Write the listing below out again exactly, dropping the images.

○ ○ ○ ○ ○ ○ ○

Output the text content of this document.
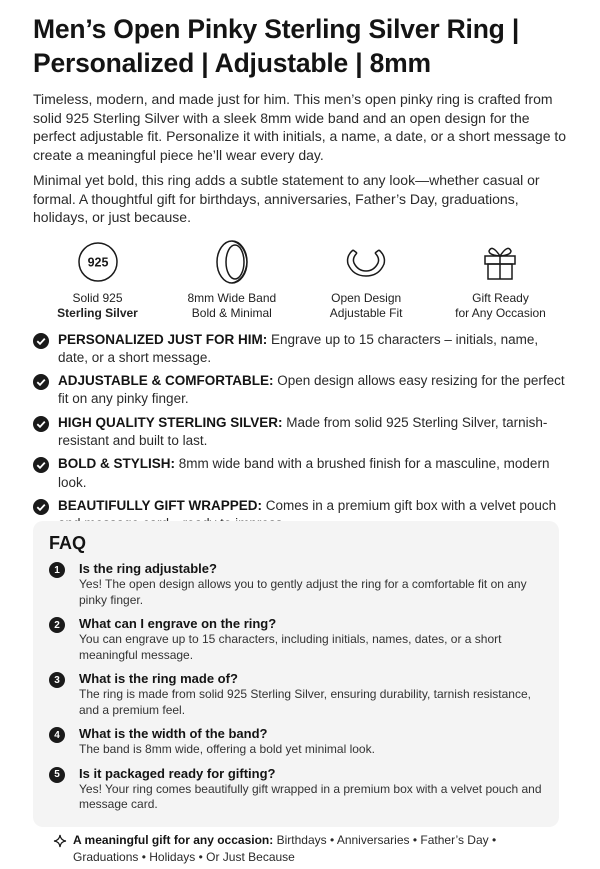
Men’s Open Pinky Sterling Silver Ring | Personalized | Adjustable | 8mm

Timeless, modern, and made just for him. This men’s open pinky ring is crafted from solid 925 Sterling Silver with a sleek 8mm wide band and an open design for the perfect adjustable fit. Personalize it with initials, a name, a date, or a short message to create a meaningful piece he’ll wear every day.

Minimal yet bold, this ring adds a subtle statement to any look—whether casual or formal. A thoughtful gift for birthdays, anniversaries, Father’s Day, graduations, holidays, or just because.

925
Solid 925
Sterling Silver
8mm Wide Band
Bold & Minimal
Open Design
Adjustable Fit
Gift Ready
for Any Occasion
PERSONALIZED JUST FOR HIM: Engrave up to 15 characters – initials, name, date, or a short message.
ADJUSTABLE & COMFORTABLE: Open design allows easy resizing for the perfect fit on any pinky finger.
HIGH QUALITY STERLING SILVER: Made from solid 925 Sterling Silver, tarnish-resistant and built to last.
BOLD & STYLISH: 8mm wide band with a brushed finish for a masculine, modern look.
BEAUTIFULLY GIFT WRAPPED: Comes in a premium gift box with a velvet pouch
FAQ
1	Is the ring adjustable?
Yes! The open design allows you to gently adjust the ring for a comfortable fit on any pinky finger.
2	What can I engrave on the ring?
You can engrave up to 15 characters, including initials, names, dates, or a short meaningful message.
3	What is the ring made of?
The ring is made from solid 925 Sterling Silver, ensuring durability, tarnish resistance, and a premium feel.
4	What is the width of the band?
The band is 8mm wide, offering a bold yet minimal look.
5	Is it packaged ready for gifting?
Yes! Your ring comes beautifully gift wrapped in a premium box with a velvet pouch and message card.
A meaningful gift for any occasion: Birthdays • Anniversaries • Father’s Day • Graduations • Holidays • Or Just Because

○ ○ ○ ○ ○ ○ ○

▸ Response to this exercise:
Output the text content of this document.
Men’s Open Pinky Sterling Silver Ring | Personalized | Adjustable | 8mm

Timeless, modern, and made just for him. This men’s open pinky ring is crafted from solid 925 Sterling Silver with a sleek 8mm wide band and an open design for the perfect adjustable fit. Personalize it with initials, a name, a date, or a short message to create a meaningful piece he’ll wear every day.

Minimal yet bold, this ring adds a subtle statement to any look—whether casual or formal. A thoughtful gift for birthdays, anniversaries, Father’s Day, graduations, holidays, or just because.

925
Solid 925
Sterling Silver
8mm Wide Band
Bold & Minimal
Open Design
Adjustable Fit
Gift Ready
for Any Occasion
PERSONALIZED JUST FOR HIM: Engrave up to 15 characters – initials, name, date, or a short message.
ADJUSTABLE & COMFORTABLE: Open design allows easy resizing for the perfect fit on any pinky finger.
HIGH QUALITY STERLING SILVER: Made from solid 925 Sterling Silver, tarnish-resistant and built to last.
BOLD & STYLISH: 8mm wide band with a brushed finish for a masculine, modern look.
BEAUTIFULLY GIFT WRAPPED: Comes in a premium gift box with a velvet pouch
FAQ
1	Is the ring adjustable?
Yes! The open design allows you to gently adjust the ring for a comfortable fit on any pinky finger.
2	What can I engrave on the ring?
You can engrave up to 15 characters, including initials, names, dates, or a short meaningful message.
3	What is the ring made of?
The ring is made from solid 925 Sterling Silver, ensuring durability, tarnish resistance, and a premium feel.
4	What is the width of the band?
The band is 8mm wide, offering a bold yet minimal look.
5	Is it packaged ready for gifting?
Yes! Your ring comes beautifully gift wrapped in a premium box with a velvet pouch and message card.
A meaningful gift for any occasion: Birthdays • Anniversaries • Father’s Day • Graduations • Holidays • Or Just Because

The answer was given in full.